Do this:
Reproduce the following material verbatim, keeping every line unchanged.
:: Material for the task
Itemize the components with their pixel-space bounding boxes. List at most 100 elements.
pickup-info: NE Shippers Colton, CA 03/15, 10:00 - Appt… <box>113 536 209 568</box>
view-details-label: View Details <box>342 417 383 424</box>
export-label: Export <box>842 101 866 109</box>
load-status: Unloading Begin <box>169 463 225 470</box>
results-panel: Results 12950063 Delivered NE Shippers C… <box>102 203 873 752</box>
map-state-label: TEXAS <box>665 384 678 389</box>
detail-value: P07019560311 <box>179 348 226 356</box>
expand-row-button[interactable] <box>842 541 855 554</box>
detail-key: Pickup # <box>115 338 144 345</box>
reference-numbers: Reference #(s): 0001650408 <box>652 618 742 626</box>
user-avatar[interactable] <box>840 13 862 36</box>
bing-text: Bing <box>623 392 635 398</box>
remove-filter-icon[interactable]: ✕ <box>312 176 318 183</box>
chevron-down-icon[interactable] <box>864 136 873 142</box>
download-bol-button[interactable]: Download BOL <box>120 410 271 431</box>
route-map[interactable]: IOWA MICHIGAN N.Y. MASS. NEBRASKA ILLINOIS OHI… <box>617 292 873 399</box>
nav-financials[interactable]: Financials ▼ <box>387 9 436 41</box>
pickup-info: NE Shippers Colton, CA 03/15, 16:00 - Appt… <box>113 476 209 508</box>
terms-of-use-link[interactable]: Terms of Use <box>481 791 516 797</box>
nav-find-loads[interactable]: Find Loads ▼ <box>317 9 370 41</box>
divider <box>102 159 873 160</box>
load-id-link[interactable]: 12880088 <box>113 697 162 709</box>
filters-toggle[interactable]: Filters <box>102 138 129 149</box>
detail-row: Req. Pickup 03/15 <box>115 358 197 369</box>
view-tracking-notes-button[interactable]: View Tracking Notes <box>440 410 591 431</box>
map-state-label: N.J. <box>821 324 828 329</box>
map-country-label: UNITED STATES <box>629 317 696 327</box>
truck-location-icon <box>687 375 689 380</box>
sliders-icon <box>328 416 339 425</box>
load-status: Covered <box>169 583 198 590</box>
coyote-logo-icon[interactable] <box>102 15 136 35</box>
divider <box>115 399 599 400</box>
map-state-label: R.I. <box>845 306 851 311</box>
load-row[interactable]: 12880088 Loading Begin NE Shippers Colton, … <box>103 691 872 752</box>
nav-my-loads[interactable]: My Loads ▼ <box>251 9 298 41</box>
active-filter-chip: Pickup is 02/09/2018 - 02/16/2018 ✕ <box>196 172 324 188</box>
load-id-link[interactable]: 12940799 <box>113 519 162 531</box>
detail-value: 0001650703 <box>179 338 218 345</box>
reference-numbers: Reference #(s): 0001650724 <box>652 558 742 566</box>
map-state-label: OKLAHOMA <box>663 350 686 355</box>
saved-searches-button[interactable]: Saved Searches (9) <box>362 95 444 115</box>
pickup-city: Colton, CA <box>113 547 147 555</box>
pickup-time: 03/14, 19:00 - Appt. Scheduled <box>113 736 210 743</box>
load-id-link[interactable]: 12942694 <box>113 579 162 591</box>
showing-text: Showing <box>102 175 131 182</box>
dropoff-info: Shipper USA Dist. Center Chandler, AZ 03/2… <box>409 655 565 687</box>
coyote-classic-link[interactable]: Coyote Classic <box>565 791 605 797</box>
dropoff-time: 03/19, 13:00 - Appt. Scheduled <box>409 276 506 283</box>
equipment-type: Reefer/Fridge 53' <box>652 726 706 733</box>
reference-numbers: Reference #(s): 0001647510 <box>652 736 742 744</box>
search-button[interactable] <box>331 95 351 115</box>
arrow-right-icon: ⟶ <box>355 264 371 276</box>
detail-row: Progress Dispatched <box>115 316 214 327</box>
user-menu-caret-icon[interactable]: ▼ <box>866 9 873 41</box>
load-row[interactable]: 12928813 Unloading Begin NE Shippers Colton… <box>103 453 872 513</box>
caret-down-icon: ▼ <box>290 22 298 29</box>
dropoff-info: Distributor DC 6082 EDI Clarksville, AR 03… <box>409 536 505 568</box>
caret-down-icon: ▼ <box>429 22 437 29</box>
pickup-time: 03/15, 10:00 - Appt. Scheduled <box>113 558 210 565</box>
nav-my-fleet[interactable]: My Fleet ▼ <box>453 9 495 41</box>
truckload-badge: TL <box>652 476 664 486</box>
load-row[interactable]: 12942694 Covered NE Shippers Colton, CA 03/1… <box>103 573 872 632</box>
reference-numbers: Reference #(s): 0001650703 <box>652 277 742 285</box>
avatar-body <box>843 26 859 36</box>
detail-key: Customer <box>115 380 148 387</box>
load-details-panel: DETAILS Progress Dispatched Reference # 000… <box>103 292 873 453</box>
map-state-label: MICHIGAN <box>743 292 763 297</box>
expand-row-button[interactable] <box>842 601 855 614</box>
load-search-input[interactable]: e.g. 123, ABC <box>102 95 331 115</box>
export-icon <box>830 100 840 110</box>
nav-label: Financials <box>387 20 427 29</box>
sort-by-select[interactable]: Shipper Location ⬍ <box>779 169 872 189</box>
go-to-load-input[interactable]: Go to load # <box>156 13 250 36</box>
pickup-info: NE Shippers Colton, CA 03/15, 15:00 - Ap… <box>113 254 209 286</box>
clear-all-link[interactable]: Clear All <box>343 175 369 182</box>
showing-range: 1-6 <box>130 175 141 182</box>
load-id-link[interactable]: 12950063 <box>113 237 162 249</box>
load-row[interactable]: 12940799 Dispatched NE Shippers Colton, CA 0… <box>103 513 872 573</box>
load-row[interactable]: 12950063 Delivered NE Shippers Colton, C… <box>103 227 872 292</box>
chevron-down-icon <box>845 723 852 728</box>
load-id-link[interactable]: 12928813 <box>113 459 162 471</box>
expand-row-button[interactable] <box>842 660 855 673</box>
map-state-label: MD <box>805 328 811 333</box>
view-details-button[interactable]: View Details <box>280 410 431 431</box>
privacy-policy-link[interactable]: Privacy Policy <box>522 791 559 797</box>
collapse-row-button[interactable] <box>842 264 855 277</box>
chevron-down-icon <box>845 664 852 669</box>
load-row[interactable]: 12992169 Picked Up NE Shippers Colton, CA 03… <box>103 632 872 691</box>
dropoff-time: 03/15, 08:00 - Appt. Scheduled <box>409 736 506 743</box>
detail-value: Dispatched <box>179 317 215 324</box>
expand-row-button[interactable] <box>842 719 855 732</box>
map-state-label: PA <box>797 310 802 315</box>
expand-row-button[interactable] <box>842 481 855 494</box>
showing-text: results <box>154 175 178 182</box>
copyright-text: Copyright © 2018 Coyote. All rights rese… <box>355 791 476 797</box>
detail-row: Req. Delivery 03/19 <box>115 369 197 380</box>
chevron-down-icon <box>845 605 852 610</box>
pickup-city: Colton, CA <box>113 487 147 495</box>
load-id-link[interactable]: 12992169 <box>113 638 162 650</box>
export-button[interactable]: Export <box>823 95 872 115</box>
::::
The result:
Itemize the components with their pixel-space bounding boxes. List at most 100 elements.
pickup-info: NE Shippers Colton, CA 03/15, 10:00 - Appt… <box>113 536 209 568</box>
view-details-label: View Details <box>342 417 383 424</box>
export-label: Export <box>842 101 866 109</box>
load-status: Unloading Begin <box>169 463 225 470</box>
results-panel: Results 12950063 Delivered NE Shippers C… <box>102 203 873 752</box>
map-state-label: TEXAS <box>665 384 678 389</box>
detail-value: P07019560311 <box>179 348 226 356</box>
expand-row-button[interactable] <box>842 541 855 554</box>
detail-key: Pickup # <box>115 338 144 345</box>
reference-numbers: Reference #(s): 0001650408 <box>652 618 742 626</box>
user-avatar[interactable] <box>840 13 862 36</box>
bing-text: Bing <box>623 392 635 398</box>
remove-filter-icon[interactable]: ✕ <box>312 176 318 183</box>
chevron-down-icon[interactable] <box>864 136 873 142</box>
download-bol-button[interactable]: Download BOL <box>120 410 271 431</box>
route-map[interactable]: IOWA MICHIGAN N.Y. MASS. NEBRASKA ILLINOIS OHI… <box>617 292 873 399</box>
nav-financials[interactable]: Financials ▼ <box>387 9 436 41</box>
pickup-info: NE Shippers Colton, CA 03/15, 16:00 - Appt… <box>113 476 209 508</box>
terms-of-use-link[interactable]: Terms of Use <box>481 791 516 797</box>
nav-find-loads[interactable]: Find Loads ▼ <box>317 9 370 41</box>
divider <box>102 159 873 160</box>
load-id-link[interactable]: 12880088 <box>113 697 162 709</box>
filters-toggle[interactable]: Filters <box>102 138 129 149</box>
detail-row: Req. Pickup 03/15 <box>115 358 197 369</box>
view-tracking-notes-button[interactable]: View Tracking Notes <box>440 410 591 431</box>
map-state-label: N.J. <box>821 324 828 329</box>
map-country-label: UNITED STATES <box>629 317 696 327</box>
truck-location-icon <box>687 375 689 380</box>
sliders-icon <box>328 416 339 425</box>
load-status: Covered <box>169 583 198 590</box>
coyote-logo-icon[interactable] <box>102 15 136 35</box>
divider <box>115 399 599 400</box>
map-state-label: R.I. <box>845 306 851 311</box>
load-row[interactable]: 12880088 Loading Begin NE Shippers Colton, … <box>103 691 872 752</box>
nav-my-loads[interactable]: My Loads ▼ <box>251 9 298 41</box>
active-filter-chip: Pickup is 02/09/2018 - 02/16/2018 ✕ <box>196 172 324 188</box>
load-id-link[interactable]: 12940799 <box>113 519 162 531</box>
detail-value: 0001650703 <box>179 338 218 345</box>
reference-numbers: Reference #(s): 0001650724 <box>652 558 742 566</box>
map-state-label: OKLAHOMA <box>663 350 686 355</box>
saved-searches-button[interactable]: Saved Searches (9) <box>362 95 444 115</box>
pickup-city: Colton, CA <box>113 547 147 555</box>
pickup-time: 03/14, 19:00 - Appt. Scheduled <box>113 736 210 743</box>
load-id-link[interactable]: 12942694 <box>113 579 162 591</box>
showing-text: Showing <box>102 175 131 182</box>
dropoff-info: Shipper USA Dist. Center Chandler, AZ 03/2… <box>409 655 565 687</box>
coyote-classic-link[interactable]: Coyote Classic <box>565 791 605 797</box>
dropoff-time: 03/19, 13:00 - Appt. Scheduled <box>409 276 506 283</box>
equipment-type: Reefer/Fridge 53' <box>652 726 706 733</box>
reference-numbers: Reference #(s): 0001647510 <box>652 736 742 744</box>
search-button[interactable] <box>331 95 351 115</box>
arrow-right-icon: ⟶ <box>355 264 371 276</box>
detail-row: Progress Dispatched <box>115 316 214 327</box>
user-menu-caret-icon[interactable]: ▼ <box>866 9 873 41</box>
load-row[interactable]: 12928813 Unloading Begin NE Shippers Colton… <box>103 453 872 513</box>
caret-down-icon: ▼ <box>290 22 298 29</box>
dropoff-info: Distributor DC 6082 EDI Clarksville, AR 03… <box>409 536 505 568</box>
caret-down-icon: ▼ <box>429 22 437 29</box>
pickup-time: 03/15, 10:00 - Appt. Scheduled <box>113 558 210 565</box>
nav-my-fleet[interactable]: My Fleet ▼ <box>453 9 495 41</box>
truckload-badge: TL <box>652 476 664 486</box>
load-row[interactable]: 12942694 Covered NE Shippers Colton, CA 03/1… <box>103 573 872 632</box>
reference-numbers: Reference #(s): 0001650703 <box>652 277 742 285</box>
avatar-body <box>843 26 859 36</box>
detail-key: Customer <box>115 380 148 387</box>
load-details-panel: DETAILS Progress Dispatched Reference # 000… <box>103 292 873 453</box>
map-state-label: MICHIGAN <box>743 292 763 297</box>
expand-row-button[interactable] <box>842 601 855 614</box>
load-search-input[interactable]: e.g. 123, ABC <box>102 95 331 115</box>
export-icon <box>830 100 840 110</box>
nav-label: Financials <box>387 20 427 29</box>
sort-by-select[interactable]: Shipper Location ⬍ <box>779 169 872 189</box>
go-to-load-input[interactable]: Go to load # <box>156 13 250 36</box>
pickup-info: NE Shippers Colton, CA 03/15, 15:00 - Ap… <box>113 254 209 286</box>
clear-all-link[interactable]: Clear All <box>343 175 369 182</box>
showing-range: 1-6 <box>130 175 141 182</box>
load-id-link[interactable]: 12950063 <box>113 237 162 249</box>
load-row[interactable]: 12940799 Dispatched NE Shippers Colton, CA 0… <box>103 513 872 573</box>
load-row[interactable]: 12950063 Delivered NE Shippers Colton, C… <box>103 227 872 292</box>
chevron-down-icon <box>845 723 852 728</box>
load-id-link[interactable]: 12928813 <box>113 459 162 471</box>
expand-row-button[interactable] <box>842 660 855 673</box>
map-state-label: MD <box>805 328 811 333</box>
view-details-button[interactable]: View Details <box>280 410 431 431</box>
privacy-policy-link[interactable]: Privacy Policy <box>522 791 559 797</box>
collapse-row-button[interactable] <box>842 264 855 277</box>
chevron-down-icon <box>845 664 852 669</box>
load-row[interactable]: 12992169 Picked Up NE Shippers Colton, CA 03… <box>103 632 872 691</box>
dropoff-time: 03/15, 08:00 - Appt. Scheduled <box>409 736 506 743</box>
detail-value: Dispatched <box>179 317 215 324</box>
expand-row-button[interactable] <box>842 719 855 732</box>
map-state-label: PA <box>797 310 802 315</box>
expand-row-button[interactable] <box>842 481 855 494</box>
showing-text: results <box>154 175 178 182</box>
copyright-text: Copyright © 2018 Coyote. All rights rese… <box>355 791 476 797</box>
detail-row: Req. Delivery 03/19 <box>115 369 197 380</box>
chevron-down-icon <box>845 605 852 610</box>
pickup-city: Colton, CA <box>113 487 147 495</box>
load-id-link[interactable]: 12992169 <box>113 638 162 650</box>
export-button[interactable]: Export <box>823 95 872 115</box>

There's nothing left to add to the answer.